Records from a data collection
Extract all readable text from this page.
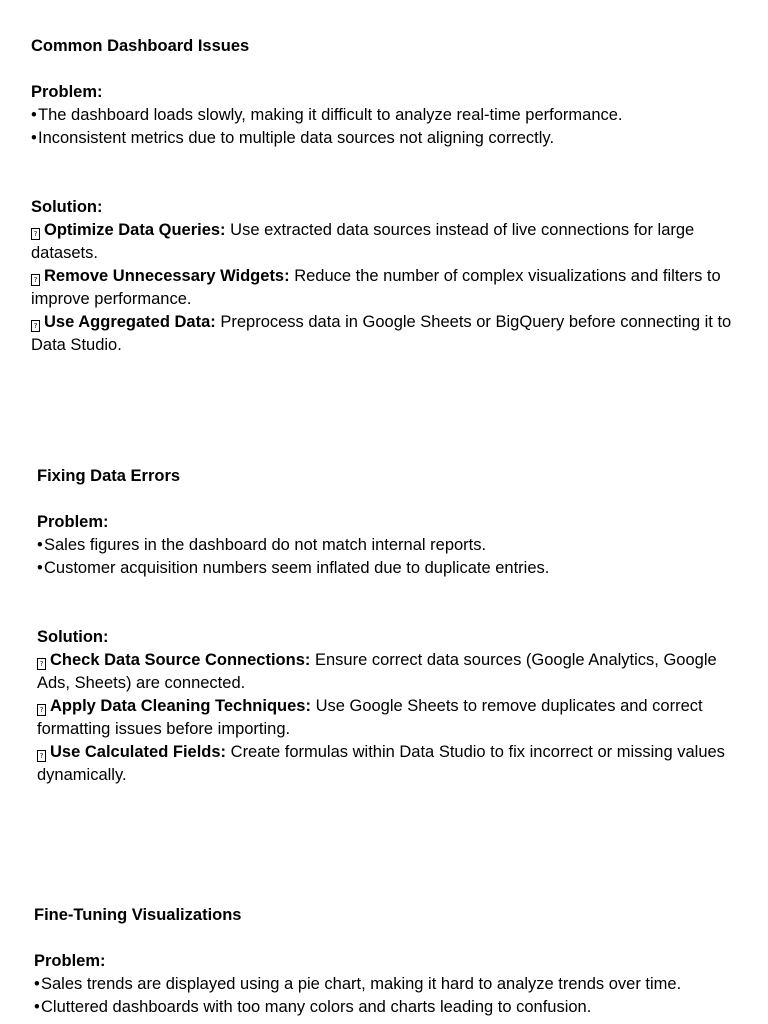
Common Dashboard Issues

Problem:

•The dashboard loads slowly, making it difficult to analyze real-time performance.

•Inconsistent metrics due to multiple data sources not aligning correctly.

Solution:

? Optimize Data Queries: Use extracted data sources instead of live connections for large datasets.

? Remove Unnecessary Widgets: Reduce the number of complex visualizations and filters to improve performance.

? Use Aggregated Data: Preprocess data in Google Sheets or BigQuery before connecting it to Data Studio.

Fixing Data Errors

Problem:

•Sales figures in the dashboard do not match internal reports.

•Customer acquisition numbers seem inflated due to duplicate entries.

Solution:

? Check Data Source Connections: Ensure correct data sources (Google Analytics, Google Ads, Sheets) are connected.

? Apply Data Cleaning Techniques: Use Google Sheets to remove duplicates and correct formatting issues before importing.

? Use Calculated Fields: Create formulas within Data Studio to fix incorrect or missing values dynamically.

Fine-Tuning Visualizations

Problem:

•Sales trends are displayed using a pie chart, making it hard to analyze trends over time.

•Cluttered dashboards with too many colors and charts leading to confusion.
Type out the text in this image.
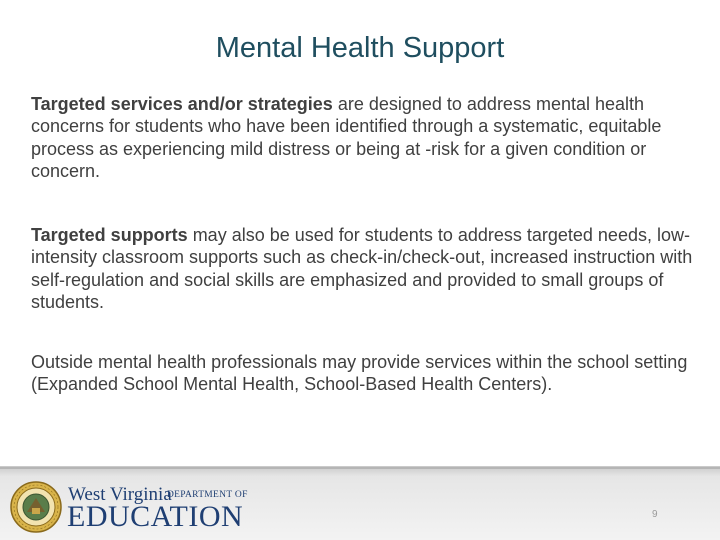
Mental Health Support

Targeted services and/or strategies are designed to address mental health concerns for students who have been identified through a systematic, equitable process as experiencing mild distress or being at -risk for a given condition or concern.

Targeted supports may also be used for students to address targeted needs, low-intensity classroom supports such as check-in/check-out, increased instruction with self-regulation and social skills are emphasized and provided to small groups of students.

Outside mental health professionals may provide services within the school setting (Expanded School Mental Health, School-Based Health Centers).

West Virginia
DEPARTMENT OF
EDUCATION	9
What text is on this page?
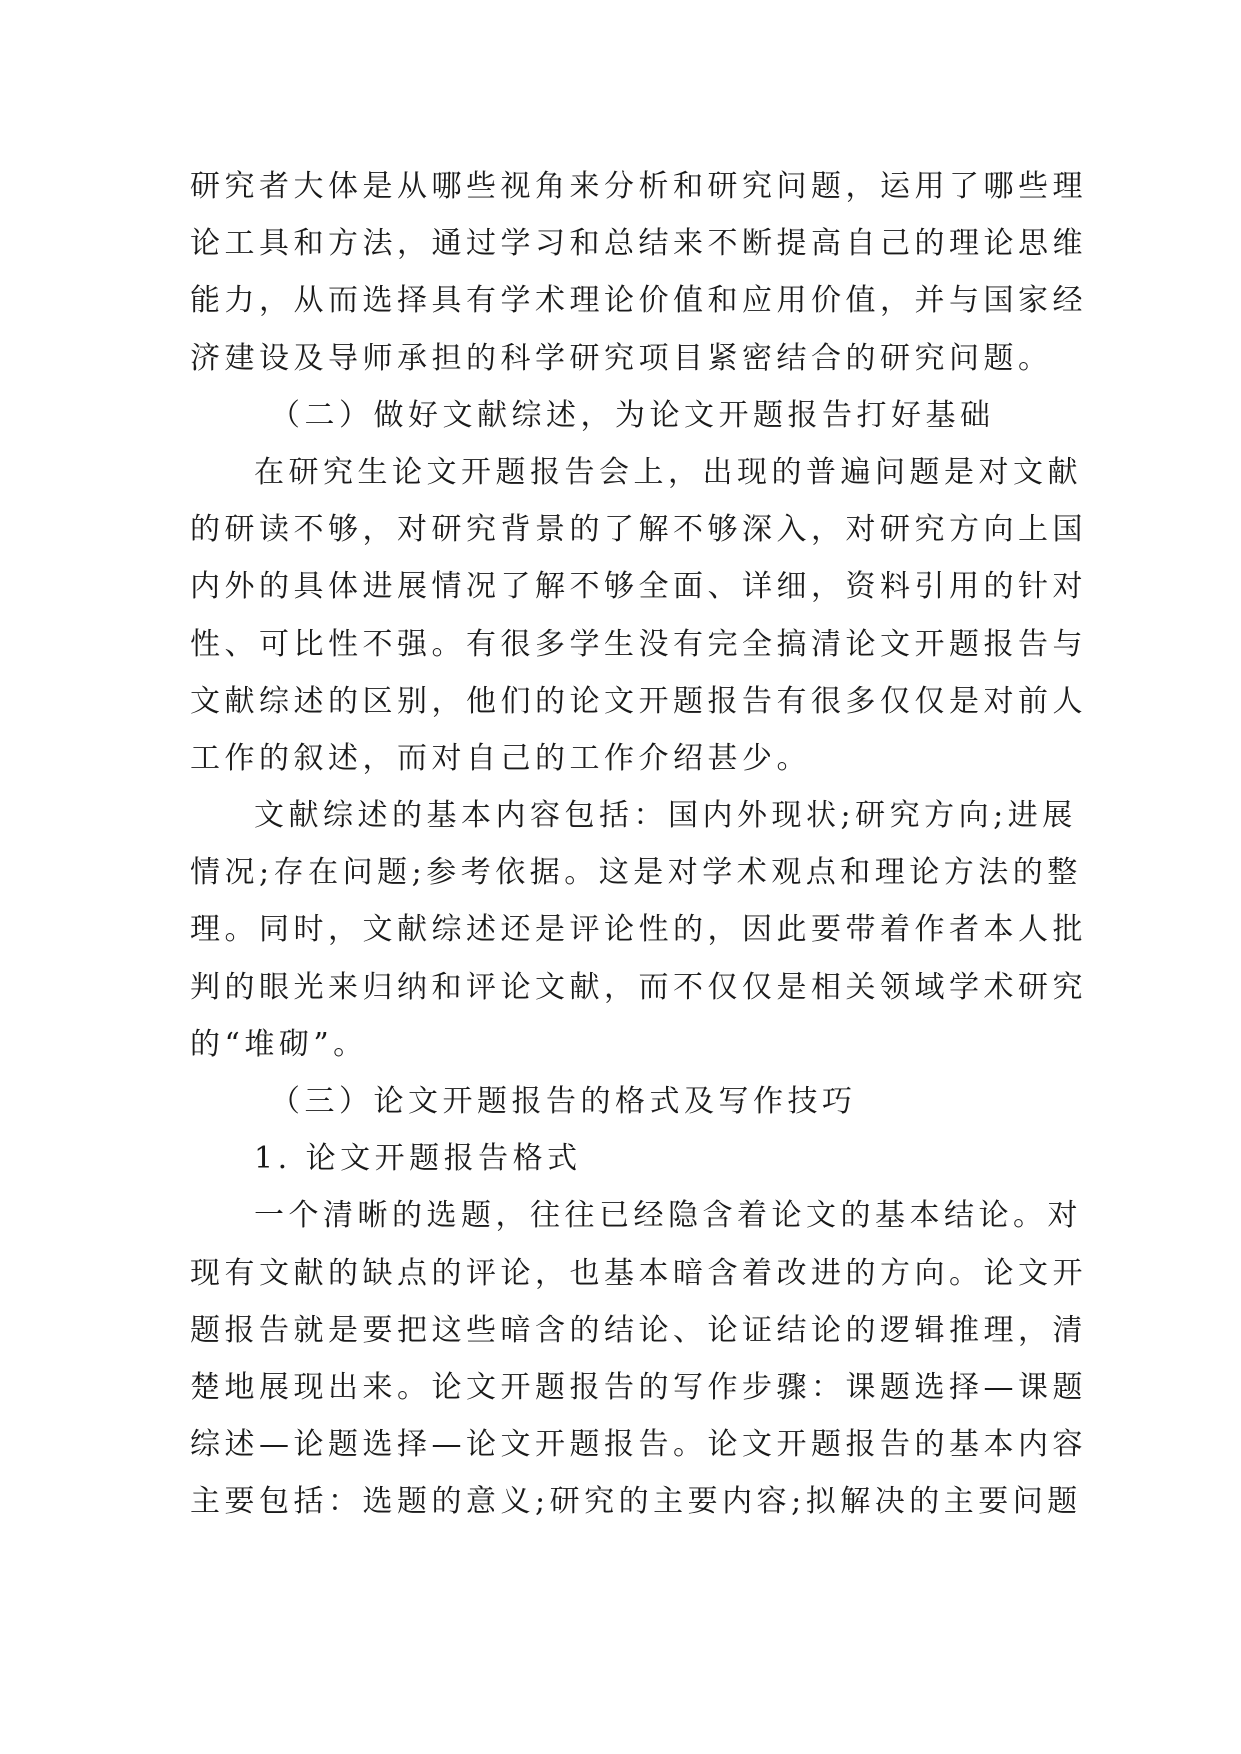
研究者大体是从哪些视角来分析和研究问题，运用了哪些理
论工具和方法，通过学习和总结来不断提高自己的理论思维
能力，从而选择具有学术理论价值和应用价值，并与国家经
济建设及导师承担的科学研究项目紧密结合的研究问题。
（二）做好文献综述，为论文开题报告打好基础
在研究生论文开题报告会上，出现的普遍问题是对文献
的研读不够，对研究背景的了解不够深入，对研究方向上国
内外的具体进展情况了解不够全面、详细，资料引用的针对
性、可比性不强。有很多学生没有完全搞清论文开题报告与
文献综述的区别，他们的论文开题报告有很多仅仅是对前人
工作的叙述，而对自己的工作介绍甚少。
文献综述的基本内容包括：国内外现状;研究方向;进展
情况;存在问题;参考依据。这是对学术观点和理论方法的整
理。同时，文献综述还是评论性的，因此要带着作者本人批
判的眼光来归纳和评论文献，而不仅仅是相关领域学术研究
的“堆砌”。
（三）论文开题报告的格式及写作技巧
1. 论文开题报告格式
一个清晰的选题，往往已经隐含着论文的基本结论。对
现有文献的缺点的评论，也基本暗含着改进的方向。论文开
题报告就是要把这些暗含的结论、论证结论的逻辑推理，清
楚地展现出来。论文开题报告的写作步骤：课题选择—课题
综述—论题选择—论文开题报告。论文开题报告的基本内容
主要包括：选题的意义;研究的主要内容;拟解决的主要问题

▶ Short exercise:
Pull out all lines of the data with the string "performance".

▶ Answer:
•The dashboard loads slowly, making it difficult to analyze real-time performance.
? Remove Unnecessary Widgets: Reduce the number of complex visualizations and filters to improve performance.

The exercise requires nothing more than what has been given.